Records that describe figures:

▬▬▬▬▬▬

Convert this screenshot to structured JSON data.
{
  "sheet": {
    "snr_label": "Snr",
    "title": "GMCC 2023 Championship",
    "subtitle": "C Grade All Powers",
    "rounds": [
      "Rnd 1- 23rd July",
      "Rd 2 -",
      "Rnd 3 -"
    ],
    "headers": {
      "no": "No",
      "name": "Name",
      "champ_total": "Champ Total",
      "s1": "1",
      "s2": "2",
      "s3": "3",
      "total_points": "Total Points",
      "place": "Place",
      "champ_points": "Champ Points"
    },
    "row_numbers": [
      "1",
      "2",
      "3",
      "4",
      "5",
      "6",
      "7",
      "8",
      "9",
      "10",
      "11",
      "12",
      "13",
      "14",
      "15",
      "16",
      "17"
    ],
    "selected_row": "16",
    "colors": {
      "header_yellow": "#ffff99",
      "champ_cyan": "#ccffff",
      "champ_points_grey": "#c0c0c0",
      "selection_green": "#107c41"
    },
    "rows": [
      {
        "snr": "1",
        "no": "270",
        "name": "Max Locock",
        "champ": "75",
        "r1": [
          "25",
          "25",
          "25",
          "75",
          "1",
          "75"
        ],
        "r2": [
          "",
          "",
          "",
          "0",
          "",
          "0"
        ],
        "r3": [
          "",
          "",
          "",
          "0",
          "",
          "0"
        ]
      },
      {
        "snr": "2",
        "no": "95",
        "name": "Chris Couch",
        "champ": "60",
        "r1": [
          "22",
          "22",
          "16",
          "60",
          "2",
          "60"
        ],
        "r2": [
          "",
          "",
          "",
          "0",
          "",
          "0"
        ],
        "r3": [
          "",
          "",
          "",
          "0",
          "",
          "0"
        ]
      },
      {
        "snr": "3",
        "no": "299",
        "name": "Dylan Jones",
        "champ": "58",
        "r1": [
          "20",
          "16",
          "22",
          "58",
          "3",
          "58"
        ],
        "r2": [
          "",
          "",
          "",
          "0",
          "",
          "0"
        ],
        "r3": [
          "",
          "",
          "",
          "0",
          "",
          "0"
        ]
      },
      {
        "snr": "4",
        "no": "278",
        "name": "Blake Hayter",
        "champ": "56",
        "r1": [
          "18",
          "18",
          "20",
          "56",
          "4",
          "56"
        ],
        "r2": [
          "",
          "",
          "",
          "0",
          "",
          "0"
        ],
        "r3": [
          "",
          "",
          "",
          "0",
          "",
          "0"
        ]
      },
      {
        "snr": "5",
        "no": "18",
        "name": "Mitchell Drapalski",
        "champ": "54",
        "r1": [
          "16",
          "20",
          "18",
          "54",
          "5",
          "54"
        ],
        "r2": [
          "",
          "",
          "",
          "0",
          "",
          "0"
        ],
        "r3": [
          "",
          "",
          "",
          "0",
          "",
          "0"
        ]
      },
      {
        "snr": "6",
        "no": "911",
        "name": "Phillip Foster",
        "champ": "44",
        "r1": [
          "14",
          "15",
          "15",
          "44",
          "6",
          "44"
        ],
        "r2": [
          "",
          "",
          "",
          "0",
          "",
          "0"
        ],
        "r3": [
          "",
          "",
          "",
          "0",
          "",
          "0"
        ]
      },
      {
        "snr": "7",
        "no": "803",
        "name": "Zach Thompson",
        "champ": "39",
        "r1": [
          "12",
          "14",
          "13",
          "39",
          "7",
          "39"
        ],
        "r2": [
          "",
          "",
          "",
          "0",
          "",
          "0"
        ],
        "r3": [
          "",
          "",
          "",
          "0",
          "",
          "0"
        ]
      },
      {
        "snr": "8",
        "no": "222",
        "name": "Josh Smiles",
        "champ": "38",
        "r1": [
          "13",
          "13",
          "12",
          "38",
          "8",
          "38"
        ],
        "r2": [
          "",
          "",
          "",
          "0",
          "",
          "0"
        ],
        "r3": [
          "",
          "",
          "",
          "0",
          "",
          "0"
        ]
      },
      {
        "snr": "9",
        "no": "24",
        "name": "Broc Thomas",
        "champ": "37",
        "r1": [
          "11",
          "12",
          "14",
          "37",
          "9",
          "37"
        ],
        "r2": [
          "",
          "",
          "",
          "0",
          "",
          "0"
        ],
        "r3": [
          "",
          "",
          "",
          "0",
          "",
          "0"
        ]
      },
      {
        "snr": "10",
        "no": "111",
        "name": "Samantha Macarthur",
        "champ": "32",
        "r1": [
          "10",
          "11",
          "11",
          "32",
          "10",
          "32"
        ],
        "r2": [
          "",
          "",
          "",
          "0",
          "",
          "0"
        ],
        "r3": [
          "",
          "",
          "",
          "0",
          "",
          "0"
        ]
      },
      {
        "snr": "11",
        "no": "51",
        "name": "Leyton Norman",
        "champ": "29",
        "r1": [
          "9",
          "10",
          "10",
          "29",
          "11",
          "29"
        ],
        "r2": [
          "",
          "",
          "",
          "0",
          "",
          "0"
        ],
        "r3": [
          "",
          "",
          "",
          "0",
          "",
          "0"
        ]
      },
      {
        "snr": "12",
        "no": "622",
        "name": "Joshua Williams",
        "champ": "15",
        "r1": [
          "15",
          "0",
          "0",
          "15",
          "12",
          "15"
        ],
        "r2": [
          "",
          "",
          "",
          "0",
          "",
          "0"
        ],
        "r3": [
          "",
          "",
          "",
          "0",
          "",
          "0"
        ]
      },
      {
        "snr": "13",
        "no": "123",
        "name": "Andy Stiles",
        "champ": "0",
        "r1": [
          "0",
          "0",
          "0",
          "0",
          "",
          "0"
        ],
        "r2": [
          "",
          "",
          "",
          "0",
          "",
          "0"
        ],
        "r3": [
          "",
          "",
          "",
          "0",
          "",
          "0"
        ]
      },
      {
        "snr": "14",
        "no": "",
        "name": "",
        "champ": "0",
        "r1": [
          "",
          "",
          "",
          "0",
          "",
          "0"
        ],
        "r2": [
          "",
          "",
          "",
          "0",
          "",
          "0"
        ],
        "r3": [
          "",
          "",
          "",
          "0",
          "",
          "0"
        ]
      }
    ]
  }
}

▬▬▬▬▬▬

## Your goal
Print the listing above in full, exactly as it is.

## Final answer
Convert this screenshot to structured JSON data.
{
  "sheet": {
    "snr_label": "Snr",
    "title": "GMCC 2023 Championship",
    "subtitle": "C Grade All Powers",
    "rounds": [
      "Rnd 1- 23rd July",
      "Rd 2 -",
      "Rnd 3 -"
    ],
    "headers": {
      "no": "No",
      "name": "Name",
      "champ_total": "Champ Total",
      "s1": "1",
      "s2": "2",
      "s3": "3",
      "total_points": "Total Points",
      "place": "Place",
      "champ_points": "Champ Points"
    },
    "row_numbers": [
      "1",
      "2",
      "3",
      "4",
      "5",
      "6",
      "7",
      "8",
      "9",
      "10",
      "11",
      "12",
      "13",
      "14",
      "15",
      "16",
      "17"
    ],
    "selected_row": "16",
    "colors": {
      "header_yellow": "#ffff99",
      "champ_cyan": "#ccffff",
      "champ_points_grey": "#c0c0c0",
      "selection_green": "#107c41"
    },
    "rows": [
      {
        "snr": "1",
        "no": "270",
        "name": "Max Locock",
        "champ": "75",
        "r1": [
          "25",
          "25",
          "25",
          "75",
          "1",
          "75"
        ],
        "r2": [
          "",
          "",
          "",
          "0",
          "",
          "0"
        ],
        "r3": [
          "",
          "",
          "",
          "0",
          "",
          "0"
        ]
      },
      {
        "snr": "2",
        "no": "95",
        "name": "Chris Couch",
        "champ": "60",
        "r1": [
          "22",
          "22",
          "16",
          "60",
          "2",
          "60"
        ],
        "r2": [
          "",
          "",
          "",
          "0",
          "",
          "0"
        ],
        "r3": [
          "",
          "",
          "",
          "0",
          "",
          "0"
        ]
      },
      {
        "snr": "3",
        "no": "299",
        "name": "Dylan Jones",
        "champ": "58",
        "r1": [
          "20",
          "16",
          "22",
          "58",
          "3",
          "58"
        ],
        "r2": [
          "",
          "",
          "",
          "0",
          "",
          "0"
        ],
        "r3": [
          "",
          "",
          "",
          "0",
          "",
          "0"
        ]
      },
      {
        "snr": "4",
        "no": "278",
        "name": "Blake Hayter",
        "champ": "56",
        "r1": [
          "18",
          "18",
          "20",
          "56",
          "4",
          "56"
        ],
        "r2": [
          "",
          "",
          "",
          "0",
          "",
          "0"
        ],
        "r3": [
          "",
          "",
          "",
          "0",
          "",
          "0"
        ]
      },
      {
        "snr": "5",
        "no": "18",
        "name": "Mitchell Drapalski",
        "champ": "54",
        "r1": [
          "16",
          "20",
          "18",
          "54",
          "5",
          "54"
        ],
        "r2": [
          "",
          "",
          "",
          "0",
          "",
          "0"
        ],
        "r3": [
          "",
          "",
          "",
          "0",
          "",
          "0"
        ]
      },
      {
        "snr": "6",
        "no": "911",
        "name": "Phillip Foster",
        "champ": "44",
        "r1": [
          "14",
          "15",
          "15",
          "44",
          "6",
          "44"
        ],
        "r2": [
          "",
          "",
          "",
          "0",
          "",
          "0"
        ],
        "r3": [
          "",
          "",
          "",
          "0",
          "",
          "0"
        ]
      },
      {
        "snr": "7",
        "no": "803",
        "name": "Zach Thompson",
        "champ": "39",
        "r1": [
          "12",
          "14",
          "13",
          "39",
          "7",
          "39"
        ],
        "r2": [
          "",
          "",
          "",
          "0",
          "",
          "0"
        ],
        "r3": [
          "",
          "",
          "",
          "0",
          "",
          "0"
        ]
      },
      {
        "snr": "8",
        "no": "222",
        "name": "Josh Smiles",
        "champ": "38",
        "r1": [
          "13",
          "13",
          "12",
          "38",
          "8",
          "38"
        ],
        "r2": [
          "",
          "",
          "",
          "0",
          "",
          "0"
        ],
        "r3": [
          "",
          "",
          "",
          "0",
          "",
          "0"
        ]
      },
      {
        "snr": "9",
        "no": "24",
        "name": "Broc Thomas",
        "champ": "37",
        "r1": [
          "11",
          "12",
          "14",
          "37",
          "9",
          "37"
        ],
        "r2": [
          "",
          "",
          "",
          "0",
          "",
          "0"
        ],
        "r3": [
          "",
          "",
          "",
          "0",
          "",
          "0"
        ]
      },
      {
        "snr": "10",
        "no": "111",
        "name": "Samantha Macarthur",
        "champ": "32",
        "r1": [
          "10",
          "11",
          "11",
          "32",
          "10",
          "32"
        ],
        "r2": [
          "",
          "",
          "",
          "0",
          "",
          "0"
        ],
        "r3": [
          "",
          "",
          "",
          "0",
          "",
          "0"
        ]
      },
      {
        "snr": "11",
        "no": "51",
        "name": "Leyton Norman",
        "champ": "29",
        "r1": [
          "9",
          "10",
          "10",
          "29",
          "11",
          "29"
        ],
        "r2": [
          "",
          "",
          "",
          "0",
          "",
          "0"
        ],
        "r3": [
          "",
          "",
          "",
          "0",
          "",
          "0"
        ]
      },
      {
        "snr": "12",
        "no": "622",
        "name": "Joshua Williams",
        "champ": "15",
        "r1": [
          "15",
          "0",
          "0",
          "15",
          "12",
          "15"
        ],
        "r2": [
          "",
          "",
          "",
          "0",
          "",
          "0"
        ],
        "r3": [
          "",
          "",
          "",
          "0",
          "",
          "0"
        ]
      },
      {
        "snr": "13",
        "no": "123",
        "name": "Andy Stiles",
        "champ": "0",
        "r1": [
          "0",
          "0",
          "0",
          "0",
          "",
          "0"
        ],
        "r2": [
          "",
          "",
          "",
          "0",
          "",
          "0"
        ],
        "r3": [
          "",
          "",
          "",
          "0",
          "",
          "0"
        ]
      },
      {
        "snr": "14",
        "no": "",
        "name": "",
        "champ": "0",
        "r1": [
          "",
          "",
          "",
          "0",
          "",
          "0"
        ],
        "r2": [
          "",
          "",
          "",
          "0",
          "",
          "0"
        ],
        "r3": [
          "",
          "",
          "",
          "0",
          "",
          "0"
        ]
      }
    ]
  }
}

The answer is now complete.